▸ **Task**: Review the lines that follow and copy each one that contains the word "тепловых".

>> START Data to use

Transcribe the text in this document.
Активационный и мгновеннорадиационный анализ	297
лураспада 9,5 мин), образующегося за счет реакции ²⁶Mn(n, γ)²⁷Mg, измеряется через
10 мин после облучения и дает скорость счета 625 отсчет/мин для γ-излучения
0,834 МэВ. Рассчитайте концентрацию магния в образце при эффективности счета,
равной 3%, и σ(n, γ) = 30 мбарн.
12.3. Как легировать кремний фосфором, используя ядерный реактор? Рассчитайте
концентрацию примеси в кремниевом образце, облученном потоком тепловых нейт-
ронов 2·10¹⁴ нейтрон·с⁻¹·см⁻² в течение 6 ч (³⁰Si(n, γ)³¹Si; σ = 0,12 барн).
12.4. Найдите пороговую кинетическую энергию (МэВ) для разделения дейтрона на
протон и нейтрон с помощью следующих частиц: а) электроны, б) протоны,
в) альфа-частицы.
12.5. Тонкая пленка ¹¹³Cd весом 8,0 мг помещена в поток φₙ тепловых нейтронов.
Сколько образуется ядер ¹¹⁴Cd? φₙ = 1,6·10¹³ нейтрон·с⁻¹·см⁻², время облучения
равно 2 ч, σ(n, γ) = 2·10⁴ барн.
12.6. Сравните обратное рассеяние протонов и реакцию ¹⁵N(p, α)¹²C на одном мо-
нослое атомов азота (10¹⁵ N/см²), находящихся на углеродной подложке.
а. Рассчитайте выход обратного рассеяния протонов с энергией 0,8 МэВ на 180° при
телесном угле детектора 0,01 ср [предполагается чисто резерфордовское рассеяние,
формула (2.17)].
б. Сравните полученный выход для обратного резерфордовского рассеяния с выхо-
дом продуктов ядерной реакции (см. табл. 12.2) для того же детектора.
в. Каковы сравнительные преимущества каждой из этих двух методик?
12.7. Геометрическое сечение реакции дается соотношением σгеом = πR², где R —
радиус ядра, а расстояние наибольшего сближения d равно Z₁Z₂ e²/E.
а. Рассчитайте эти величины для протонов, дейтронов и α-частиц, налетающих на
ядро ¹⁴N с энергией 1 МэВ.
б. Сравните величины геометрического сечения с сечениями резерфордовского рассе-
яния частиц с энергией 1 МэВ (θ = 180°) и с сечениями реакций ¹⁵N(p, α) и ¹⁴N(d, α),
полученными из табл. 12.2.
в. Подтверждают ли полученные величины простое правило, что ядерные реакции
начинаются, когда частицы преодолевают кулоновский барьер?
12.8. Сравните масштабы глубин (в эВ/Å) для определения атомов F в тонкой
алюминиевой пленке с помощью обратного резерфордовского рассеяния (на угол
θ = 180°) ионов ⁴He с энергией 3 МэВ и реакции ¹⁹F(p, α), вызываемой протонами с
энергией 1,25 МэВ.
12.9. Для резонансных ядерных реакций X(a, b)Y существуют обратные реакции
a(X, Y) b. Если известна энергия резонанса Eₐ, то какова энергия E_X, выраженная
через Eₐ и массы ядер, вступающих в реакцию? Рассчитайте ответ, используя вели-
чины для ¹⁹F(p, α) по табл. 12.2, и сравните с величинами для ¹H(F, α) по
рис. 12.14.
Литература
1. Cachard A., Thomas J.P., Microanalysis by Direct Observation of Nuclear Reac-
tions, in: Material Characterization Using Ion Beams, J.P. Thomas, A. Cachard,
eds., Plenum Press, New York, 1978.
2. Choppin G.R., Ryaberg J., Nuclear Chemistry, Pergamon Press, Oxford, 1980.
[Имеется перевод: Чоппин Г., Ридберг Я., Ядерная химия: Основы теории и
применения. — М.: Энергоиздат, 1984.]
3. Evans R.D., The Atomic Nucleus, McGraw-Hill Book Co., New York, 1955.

>> END Data to use
>> START Data to use

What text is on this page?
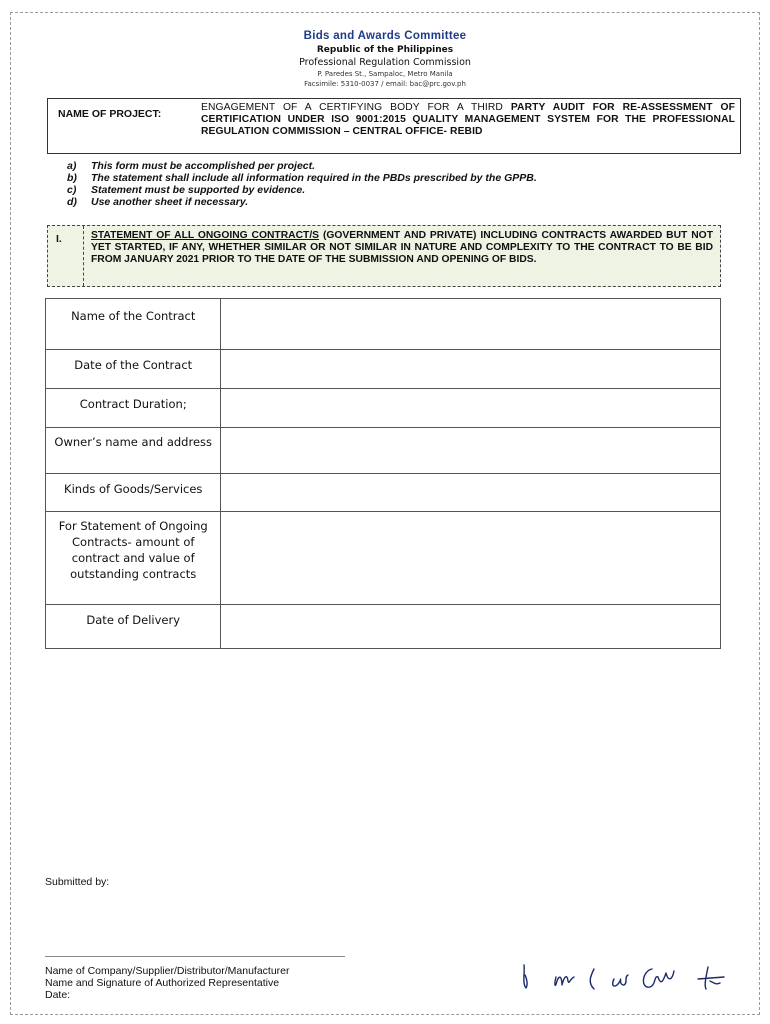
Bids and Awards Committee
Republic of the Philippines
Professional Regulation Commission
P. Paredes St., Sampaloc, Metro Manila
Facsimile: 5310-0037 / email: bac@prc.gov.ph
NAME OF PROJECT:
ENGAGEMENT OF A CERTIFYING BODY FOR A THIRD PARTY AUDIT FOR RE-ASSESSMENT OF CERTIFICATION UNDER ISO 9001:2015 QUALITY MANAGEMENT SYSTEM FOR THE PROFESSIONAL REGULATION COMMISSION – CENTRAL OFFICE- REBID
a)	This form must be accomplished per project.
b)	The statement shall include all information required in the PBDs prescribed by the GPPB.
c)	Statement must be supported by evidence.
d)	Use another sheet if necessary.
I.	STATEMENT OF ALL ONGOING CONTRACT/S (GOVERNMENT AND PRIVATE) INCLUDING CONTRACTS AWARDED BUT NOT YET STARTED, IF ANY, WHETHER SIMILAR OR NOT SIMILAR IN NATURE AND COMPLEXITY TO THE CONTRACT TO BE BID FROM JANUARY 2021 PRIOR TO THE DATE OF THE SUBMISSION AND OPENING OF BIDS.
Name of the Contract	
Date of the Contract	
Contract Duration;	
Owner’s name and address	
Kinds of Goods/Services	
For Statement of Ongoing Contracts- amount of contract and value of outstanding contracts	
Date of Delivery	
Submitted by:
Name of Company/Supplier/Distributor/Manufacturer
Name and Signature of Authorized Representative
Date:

>> END Data to use

▸ **Written answer**:
концентрацию примеси в кремниевом образце, облученном потоком тепловых нейт-
12.5. Тонкая пленка ¹¹³Cd весом 8,0 мг помещена в поток φₙ тепловых нейтронов.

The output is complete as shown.